# TASK TO COMPLETE
All lines in the entries below that hold "haben" make up the answer.

# INPUT MATERIAL
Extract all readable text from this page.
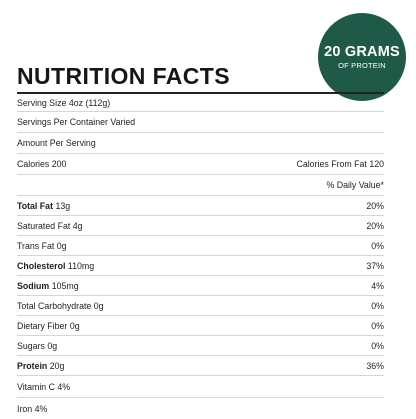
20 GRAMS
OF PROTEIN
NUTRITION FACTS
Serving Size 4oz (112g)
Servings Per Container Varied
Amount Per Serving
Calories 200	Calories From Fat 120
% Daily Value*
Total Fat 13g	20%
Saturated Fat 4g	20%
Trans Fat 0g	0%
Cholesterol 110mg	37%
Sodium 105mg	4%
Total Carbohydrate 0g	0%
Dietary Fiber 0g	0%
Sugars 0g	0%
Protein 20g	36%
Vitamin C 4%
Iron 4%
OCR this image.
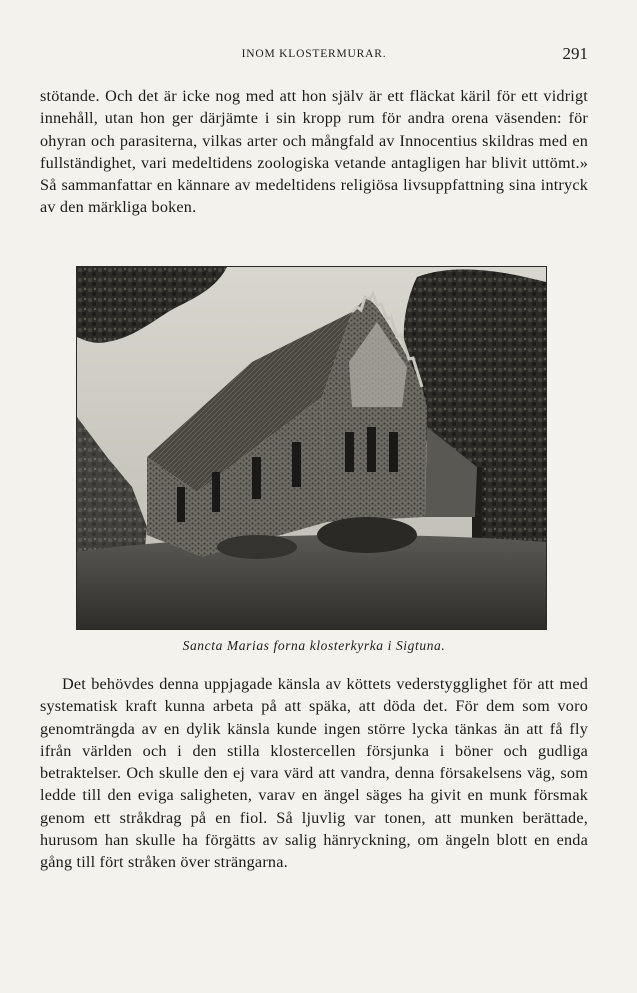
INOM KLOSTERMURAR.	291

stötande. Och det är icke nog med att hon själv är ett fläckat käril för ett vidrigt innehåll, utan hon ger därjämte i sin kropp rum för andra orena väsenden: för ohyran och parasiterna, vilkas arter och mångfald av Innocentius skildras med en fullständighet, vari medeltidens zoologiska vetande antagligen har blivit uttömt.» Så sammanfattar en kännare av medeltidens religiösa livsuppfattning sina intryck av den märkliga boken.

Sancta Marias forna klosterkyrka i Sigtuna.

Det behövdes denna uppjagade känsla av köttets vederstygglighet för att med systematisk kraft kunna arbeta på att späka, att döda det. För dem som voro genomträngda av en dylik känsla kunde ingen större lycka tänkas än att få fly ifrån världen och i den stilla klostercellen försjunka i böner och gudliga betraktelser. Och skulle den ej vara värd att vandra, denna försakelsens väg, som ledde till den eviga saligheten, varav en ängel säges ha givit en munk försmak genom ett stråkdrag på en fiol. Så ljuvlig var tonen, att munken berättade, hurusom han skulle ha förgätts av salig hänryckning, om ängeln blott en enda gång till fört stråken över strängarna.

---

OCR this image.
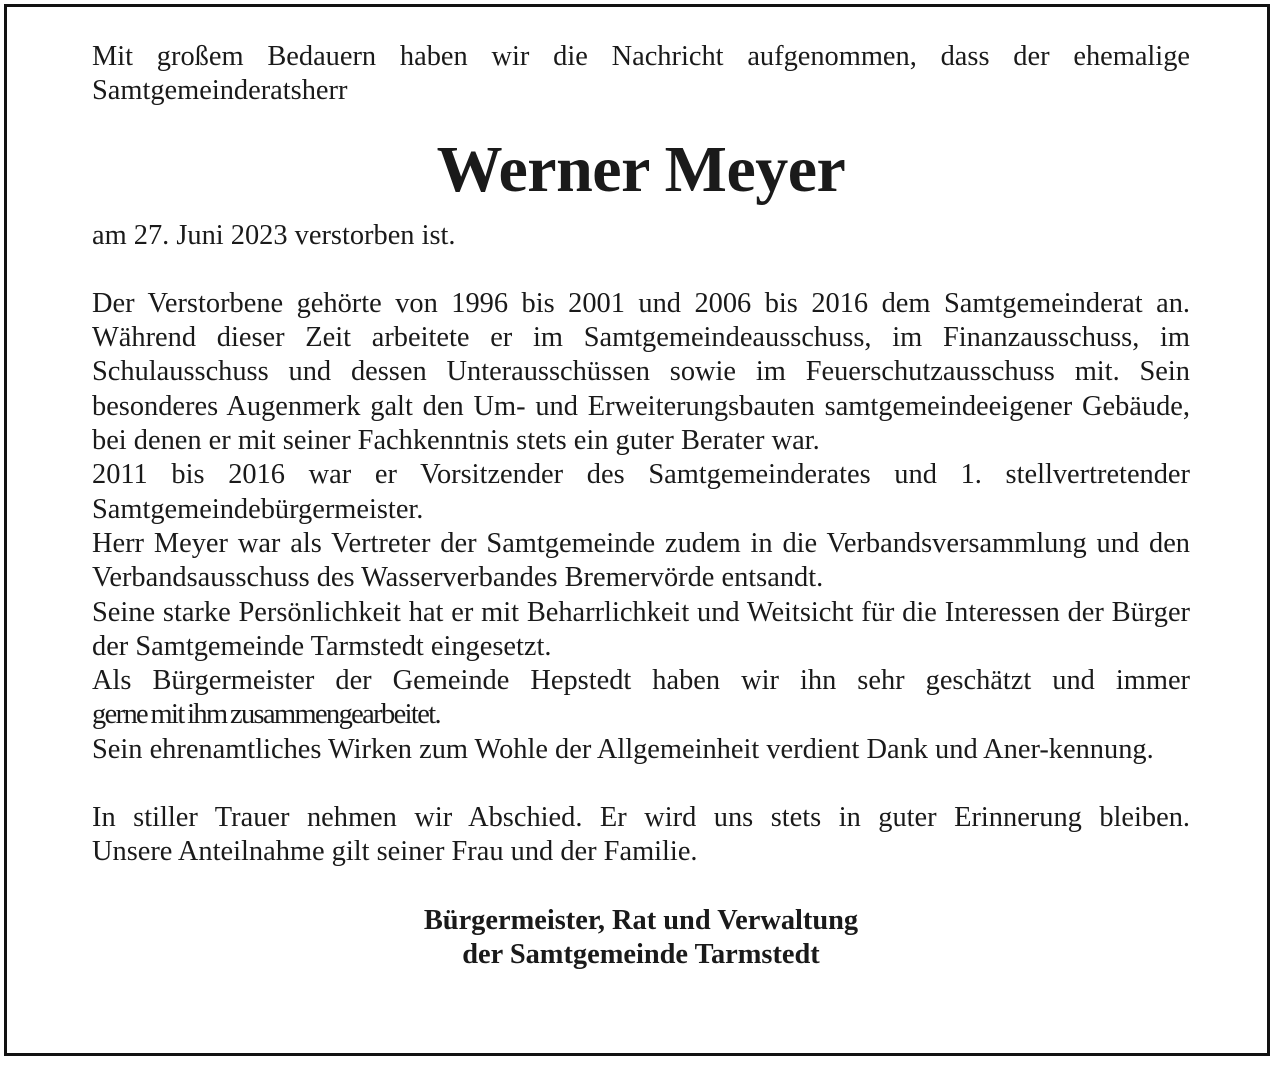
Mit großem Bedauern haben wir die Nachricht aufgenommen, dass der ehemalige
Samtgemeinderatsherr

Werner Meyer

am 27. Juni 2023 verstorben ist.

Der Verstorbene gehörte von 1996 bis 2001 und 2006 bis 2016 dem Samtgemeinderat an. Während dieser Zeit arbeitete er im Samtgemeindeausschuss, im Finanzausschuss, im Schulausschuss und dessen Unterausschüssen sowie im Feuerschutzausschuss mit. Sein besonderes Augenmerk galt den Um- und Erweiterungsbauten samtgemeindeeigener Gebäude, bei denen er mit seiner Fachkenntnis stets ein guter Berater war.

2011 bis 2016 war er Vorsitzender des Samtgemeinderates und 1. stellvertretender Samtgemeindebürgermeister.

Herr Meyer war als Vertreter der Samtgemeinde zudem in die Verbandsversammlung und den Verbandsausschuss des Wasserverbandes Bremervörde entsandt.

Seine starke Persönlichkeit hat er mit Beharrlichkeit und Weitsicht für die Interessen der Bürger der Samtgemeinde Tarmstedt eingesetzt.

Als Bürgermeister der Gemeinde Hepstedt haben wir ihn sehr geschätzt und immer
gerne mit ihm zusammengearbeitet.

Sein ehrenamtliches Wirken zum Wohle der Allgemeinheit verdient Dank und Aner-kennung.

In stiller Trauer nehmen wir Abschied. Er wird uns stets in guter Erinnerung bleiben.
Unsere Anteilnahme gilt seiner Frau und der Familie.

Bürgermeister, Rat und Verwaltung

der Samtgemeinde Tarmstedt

# SOLUTION FOR THIS EXERCISE
Mit großem Bedauern haben wir die Nachricht aufgenommen, dass der ehemalige
Als Bürgermeister der Gemeinde Hepstedt haben wir ihn sehr geschätzt und immer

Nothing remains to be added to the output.